- WHAT YOU ARE ASKED TO DO:
Write out only the lines running from the one that contains "What's the underlying" to the end of the material, both ends included.

- Lines of data:
START

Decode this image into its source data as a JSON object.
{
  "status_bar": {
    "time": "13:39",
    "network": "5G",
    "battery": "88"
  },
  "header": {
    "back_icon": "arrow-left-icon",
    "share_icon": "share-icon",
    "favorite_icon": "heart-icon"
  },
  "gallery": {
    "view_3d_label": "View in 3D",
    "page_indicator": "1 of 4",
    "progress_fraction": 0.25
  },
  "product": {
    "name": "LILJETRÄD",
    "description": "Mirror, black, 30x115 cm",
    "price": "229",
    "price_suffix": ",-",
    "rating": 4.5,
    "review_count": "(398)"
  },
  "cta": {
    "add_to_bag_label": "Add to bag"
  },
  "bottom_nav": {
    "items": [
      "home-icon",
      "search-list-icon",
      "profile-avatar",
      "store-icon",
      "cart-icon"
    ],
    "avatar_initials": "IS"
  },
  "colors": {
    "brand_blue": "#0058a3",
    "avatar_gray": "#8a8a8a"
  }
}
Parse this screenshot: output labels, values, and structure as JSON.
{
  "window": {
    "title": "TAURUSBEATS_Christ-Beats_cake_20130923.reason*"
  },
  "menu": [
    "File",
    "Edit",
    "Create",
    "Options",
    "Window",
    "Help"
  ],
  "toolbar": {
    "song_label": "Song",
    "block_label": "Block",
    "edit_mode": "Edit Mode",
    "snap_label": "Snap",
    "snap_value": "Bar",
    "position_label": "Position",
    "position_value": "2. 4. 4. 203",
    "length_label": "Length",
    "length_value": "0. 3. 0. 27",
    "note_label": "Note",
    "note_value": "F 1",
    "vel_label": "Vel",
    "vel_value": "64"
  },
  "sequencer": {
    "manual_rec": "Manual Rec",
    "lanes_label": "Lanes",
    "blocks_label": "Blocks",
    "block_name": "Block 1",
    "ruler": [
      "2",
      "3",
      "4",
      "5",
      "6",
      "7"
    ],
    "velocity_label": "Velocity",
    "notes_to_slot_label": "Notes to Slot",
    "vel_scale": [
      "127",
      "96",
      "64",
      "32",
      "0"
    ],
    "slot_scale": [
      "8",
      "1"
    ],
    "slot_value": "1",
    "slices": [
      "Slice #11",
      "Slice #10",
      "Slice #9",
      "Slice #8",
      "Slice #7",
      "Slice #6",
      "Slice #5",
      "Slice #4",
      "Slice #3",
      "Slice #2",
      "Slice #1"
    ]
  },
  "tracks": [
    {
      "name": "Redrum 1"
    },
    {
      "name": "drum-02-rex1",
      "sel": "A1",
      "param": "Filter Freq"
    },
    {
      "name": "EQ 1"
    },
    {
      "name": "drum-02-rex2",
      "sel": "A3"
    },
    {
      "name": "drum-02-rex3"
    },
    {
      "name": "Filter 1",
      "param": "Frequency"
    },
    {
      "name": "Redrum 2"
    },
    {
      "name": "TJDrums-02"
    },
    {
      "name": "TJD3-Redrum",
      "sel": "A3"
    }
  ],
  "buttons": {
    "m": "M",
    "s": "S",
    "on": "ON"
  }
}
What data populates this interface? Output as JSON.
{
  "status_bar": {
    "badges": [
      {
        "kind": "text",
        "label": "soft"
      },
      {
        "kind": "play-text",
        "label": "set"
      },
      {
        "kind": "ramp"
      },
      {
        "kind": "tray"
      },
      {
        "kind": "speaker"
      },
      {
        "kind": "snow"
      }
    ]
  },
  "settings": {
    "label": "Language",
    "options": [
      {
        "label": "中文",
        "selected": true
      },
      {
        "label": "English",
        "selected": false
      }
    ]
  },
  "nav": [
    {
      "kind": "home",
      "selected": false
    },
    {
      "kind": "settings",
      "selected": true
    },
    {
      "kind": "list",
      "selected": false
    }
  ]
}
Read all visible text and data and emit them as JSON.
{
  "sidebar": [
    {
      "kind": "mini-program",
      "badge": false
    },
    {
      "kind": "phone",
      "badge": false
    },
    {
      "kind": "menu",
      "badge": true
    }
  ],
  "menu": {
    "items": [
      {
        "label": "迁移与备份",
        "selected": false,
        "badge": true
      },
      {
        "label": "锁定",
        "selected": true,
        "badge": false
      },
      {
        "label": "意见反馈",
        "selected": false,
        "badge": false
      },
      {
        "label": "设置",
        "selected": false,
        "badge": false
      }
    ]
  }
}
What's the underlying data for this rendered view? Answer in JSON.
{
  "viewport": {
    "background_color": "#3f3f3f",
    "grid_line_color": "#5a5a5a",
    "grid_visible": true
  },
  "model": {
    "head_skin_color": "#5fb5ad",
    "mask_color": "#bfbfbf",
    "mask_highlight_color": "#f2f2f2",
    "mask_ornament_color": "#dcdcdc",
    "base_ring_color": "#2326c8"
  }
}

END

- RESPONSE TO THIS EXERCISE:
What's the underlying data for this rendered view? Answer in JSON.
{
  "viewport": {
    "background_color": "#3f3f3f",
    "grid_line_color": "#5a5a5a",
    "grid_visible": true
  },
  "model": {
    "head_skin_color": "#5fb5ad",
    "mask_color": "#bfbfbf",
    "mask_highlight_color": "#f2f2f2",
    "mask_ornament_color": "#dcdcdc",
    "base_ring_color": "#2326c8"
  }
}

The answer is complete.